Exercise
Copy every line of the data below word for word, leaving out the pictures.

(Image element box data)

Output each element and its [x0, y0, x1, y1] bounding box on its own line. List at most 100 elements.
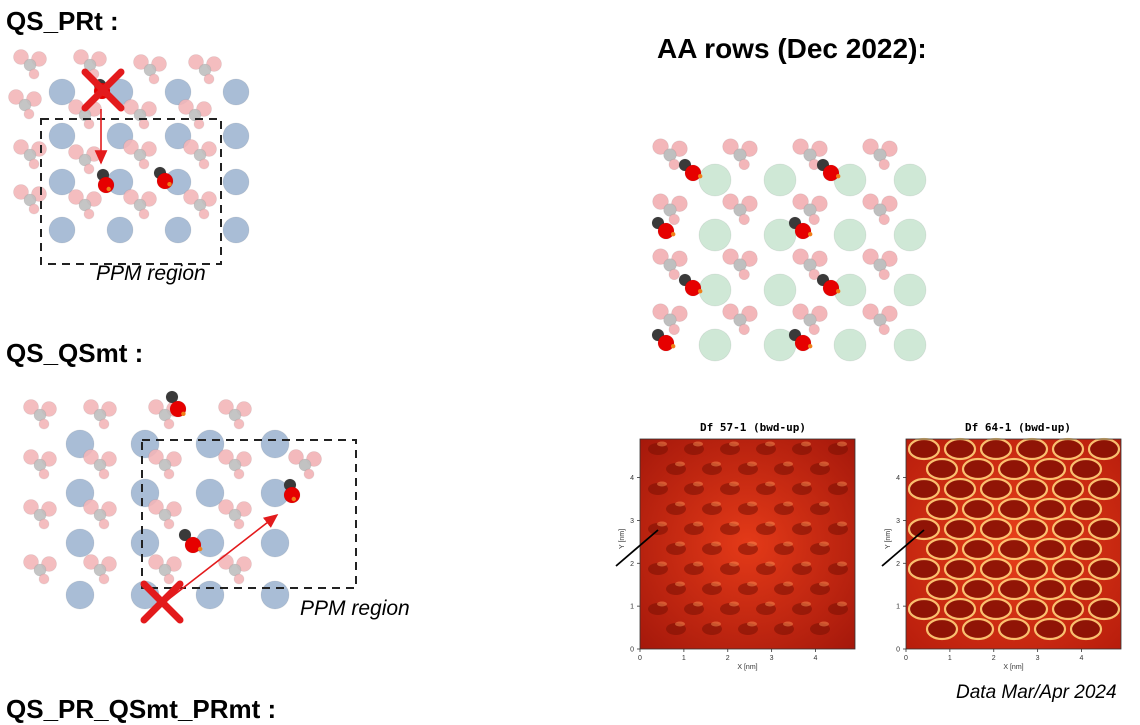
afm-feature	[693, 441, 703, 447]
afm-feature	[828, 523, 848, 535]
afm-feature	[1015, 517, 1049, 541]
oxygen-atom	[163, 573, 175, 585]
afm-feature	[747, 501, 757, 507]
co-carbon-atom	[178, 528, 192, 542]
co-oxygen-atom	[684, 164, 702, 182]
afm-feature	[810, 463, 830, 475]
afm-feature	[774, 543, 794, 555]
y-axis-label: Y [nm]	[619, 529, 626, 549]
oxygen-atom	[23, 108, 35, 120]
green-substrate-atom	[893, 273, 927, 307]
copper-atom	[65, 478, 95, 508]
afm-feature	[997, 577, 1031, 601]
oxygen-atom	[303, 468, 315, 480]
co-oxygen-atom	[684, 279, 702, 297]
copper-atom	[130, 528, 160, 558]
afm-feature	[1033, 617, 1067, 641]
afm-feature	[684, 563, 704, 575]
afm-feature	[979, 557, 1013, 581]
oxygen-atom	[163, 518, 175, 530]
afm-feature	[675, 581, 685, 587]
oxygen-atom	[148, 449, 164, 465]
oxygen-atom	[862, 193, 879, 210]
co-oxygen-atom	[657, 222, 675, 240]
afm-feature	[783, 621, 793, 627]
oxygen-atom	[138, 208, 150, 220]
y-tick-label: 0	[630, 647, 634, 654]
afm-feature	[837, 481, 847, 487]
oxygen-atom	[808, 323, 820, 336]
oxygen-atom	[218, 499, 234, 515]
h-bond-dot	[198, 546, 203, 552]
oxygen-atom	[83, 399, 99, 415]
afm-feature	[1069, 497, 1103, 521]
oxygen-atom	[28, 68, 40, 80]
afm-feature	[979, 437, 1013, 461]
oxygen-atom	[652, 248, 669, 265]
afm-feature	[961, 577, 995, 601]
oxygen-atom	[792, 193, 809, 210]
co-oxygen-atom	[283, 486, 301, 504]
afm-feature	[756, 483, 776, 495]
afm-feature	[756, 603, 776, 615]
co-oxygen-atom	[822, 164, 840, 182]
y-tick-label: 2	[896, 561, 900, 568]
afm-feature	[997, 497, 1031, 521]
x-tick-label: 2	[726, 655, 730, 662]
oxygen-atom	[148, 399, 164, 415]
oxygen-atom	[233, 573, 245, 585]
heading-qs-qsmt: QS_QSmt :	[6, 338, 144, 368]
oxygen-atom	[198, 208, 210, 220]
afm-feature	[675, 461, 685, 467]
oxygen-atom	[83, 163, 95, 175]
afm-feature	[1051, 557, 1085, 581]
oxygen-atom	[203, 73, 215, 85]
afm-feature	[657, 441, 667, 447]
afm-frame	[905, 438, 1122, 650]
afm-feature	[783, 461, 793, 467]
oxygen-atom	[878, 158, 890, 171]
afm-feature	[837, 441, 847, 447]
afm-feature	[720, 523, 740, 535]
afm-feature	[792, 483, 812, 495]
afm-feature	[765, 561, 775, 567]
afm-feature	[819, 501, 829, 507]
oxygen-atom	[738, 323, 750, 336]
afm-feature	[810, 543, 830, 555]
oxygen-atom	[163, 468, 175, 480]
x-axis-label: X [nm]	[1003, 664, 1023, 671]
oxygen-atom	[652, 193, 669, 210]
afm-feature	[1087, 517, 1121, 541]
oxygen-atom	[83, 208, 95, 220]
h-bond-dot	[167, 182, 172, 187]
green-substrate-atom	[893, 328, 927, 362]
green-substrate-atom	[698, 218, 732, 252]
oxygen-atom	[38, 518, 50, 530]
afm-feature	[702, 583, 722, 595]
oxygen-atom	[28, 158, 40, 170]
y-tick-label: 1	[630, 604, 634, 611]
afm-feature	[1033, 497, 1067, 521]
afm-feature	[666, 543, 686, 555]
afm-feature	[792, 443, 812, 455]
afm-feature	[747, 461, 757, 467]
afm-feature	[738, 543, 758, 555]
oxygen-atom	[148, 554, 164, 570]
afm-feature	[657, 601, 667, 607]
afm-feature	[907, 437, 941, 461]
afm-feature	[961, 537, 995, 561]
oxygen-atom	[878, 268, 890, 281]
afm-feature	[657, 481, 667, 487]
afm-feature	[907, 597, 941, 621]
green-substrate-atom	[698, 328, 732, 362]
h-bond-dot	[291, 496, 296, 502]
oxygen-atom	[738, 158, 750, 171]
afm-feature	[979, 477, 1013, 501]
afm-feature	[819, 541, 829, 547]
afm-feature	[756, 563, 776, 575]
afm-feature	[783, 501, 793, 507]
h-bond-dot	[836, 289, 841, 294]
afm-feature	[792, 563, 812, 575]
afm-title-1: Df 57-1 (bwd-up)	[700, 421, 806, 434]
oxygen-atom	[878, 213, 890, 226]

Exercise output
Output each element and its [x0, y0, x1, y1] bounding box on its own line. List at most 100 elements.
afm-feature	[693, 441, 703, 447]
afm-feature	[828, 523, 848, 535]
afm-feature	[1015, 517, 1049, 541]
oxygen-atom	[163, 573, 175, 585]
afm-feature	[747, 501, 757, 507]
co-carbon-atom	[178, 528, 192, 542]
co-oxygen-atom	[684, 164, 702, 182]
afm-feature	[810, 463, 830, 475]
afm-feature	[774, 543, 794, 555]
y-axis-label: Y [nm]	[619, 529, 626, 549]
oxygen-atom	[23, 108, 35, 120]
green-substrate-atom	[893, 273, 927, 307]
copper-atom	[65, 478, 95, 508]
afm-feature	[997, 577, 1031, 601]
oxygen-atom	[303, 468, 315, 480]
co-oxygen-atom	[684, 279, 702, 297]
copper-atom	[130, 528, 160, 558]
afm-feature	[1033, 617, 1067, 641]
afm-feature	[684, 563, 704, 575]
afm-feature	[979, 557, 1013, 581]
oxygen-atom	[163, 518, 175, 530]
afm-feature	[675, 581, 685, 587]
oxygen-atom	[148, 449, 164, 465]
oxygen-atom	[862, 193, 879, 210]
co-oxygen-atom	[657, 222, 675, 240]
afm-feature	[783, 621, 793, 627]
oxygen-atom	[138, 208, 150, 220]
y-tick-label: 0	[630, 647, 634, 654]
afm-feature	[837, 481, 847, 487]
oxygen-atom	[808, 323, 820, 336]
oxygen-atom	[218, 499, 234, 515]
h-bond-dot	[198, 546, 203, 552]
oxygen-atom	[83, 399, 99, 415]
afm-feature	[1069, 497, 1103, 521]
oxygen-atom	[28, 68, 40, 80]
afm-feature	[979, 437, 1013, 461]
oxygen-atom	[652, 248, 669, 265]
afm-feature	[961, 577, 995, 601]
oxygen-atom	[792, 193, 809, 210]
co-oxygen-atom	[283, 486, 301, 504]
afm-feature	[756, 483, 776, 495]
afm-feature	[756, 603, 776, 615]
co-oxygen-atom	[822, 164, 840, 182]
y-tick-label: 2	[896, 561, 900, 568]
afm-feature	[997, 497, 1031, 521]
x-tick-label: 2	[726, 655, 730, 662]
oxygen-atom	[148, 399, 164, 415]
oxygen-atom	[233, 573, 245, 585]
heading-qs-qsmt: QS_QSmt :	[6, 338, 144, 368]
oxygen-atom	[198, 208, 210, 220]
afm-feature	[675, 461, 685, 467]
oxygen-atom	[83, 163, 95, 175]
afm-feature	[1051, 557, 1085, 581]
oxygen-atom	[203, 73, 215, 85]
afm-feature	[657, 441, 667, 447]
afm-frame	[905, 438, 1122, 650]
afm-feature	[783, 461, 793, 467]
oxygen-atom	[878, 158, 890, 171]
afm-feature	[837, 441, 847, 447]
afm-feature	[720, 523, 740, 535]
afm-feature	[792, 483, 812, 495]
afm-feature	[765, 561, 775, 567]
afm-feature	[819, 501, 829, 507]
oxygen-atom	[738, 323, 750, 336]
afm-feature	[810, 543, 830, 555]
oxygen-atom	[163, 468, 175, 480]
x-axis-label: X [nm]	[1003, 664, 1023, 671]
oxygen-atom	[652, 193, 669, 210]
afm-feature	[1087, 517, 1121, 541]
oxygen-atom	[83, 208, 95, 220]
h-bond-dot	[167, 182, 172, 187]
green-substrate-atom	[893, 328, 927, 362]
green-substrate-atom	[698, 218, 732, 252]
oxygen-atom	[38, 518, 50, 530]
afm-feature	[702, 583, 722, 595]
oxygen-atom	[28, 158, 40, 170]
y-tick-label: 1	[630, 604, 634, 611]
afm-feature	[1033, 497, 1067, 521]
afm-feature	[666, 543, 686, 555]
afm-feature	[792, 443, 812, 455]
afm-feature	[747, 461, 757, 467]
afm-feature	[738, 543, 758, 555]
oxygen-atom	[148, 554, 164, 570]
afm-feature	[657, 601, 667, 607]
afm-feature	[907, 437, 941, 461]
afm-feature	[961, 537, 995, 561]
oxygen-atom	[878, 268, 890, 281]
afm-feature	[657, 481, 667, 487]
afm-feature	[907, 597, 941, 621]
green-substrate-atom	[698, 328, 732, 362]
h-bond-dot	[291, 496, 296, 502]
oxygen-atom	[738, 158, 750, 171]
afm-feature	[979, 477, 1013, 501]
afm-feature	[819, 541, 829, 547]
afm-feature	[756, 563, 776, 575]
afm-feature	[783, 501, 793, 507]
h-bond-dot	[836, 289, 841, 294]
afm-feature	[792, 563, 812, 575]
afm-title-1: Df 57-1 (bwd-up)	[700, 421, 806, 434]
oxygen-atom	[878, 213, 890, 226]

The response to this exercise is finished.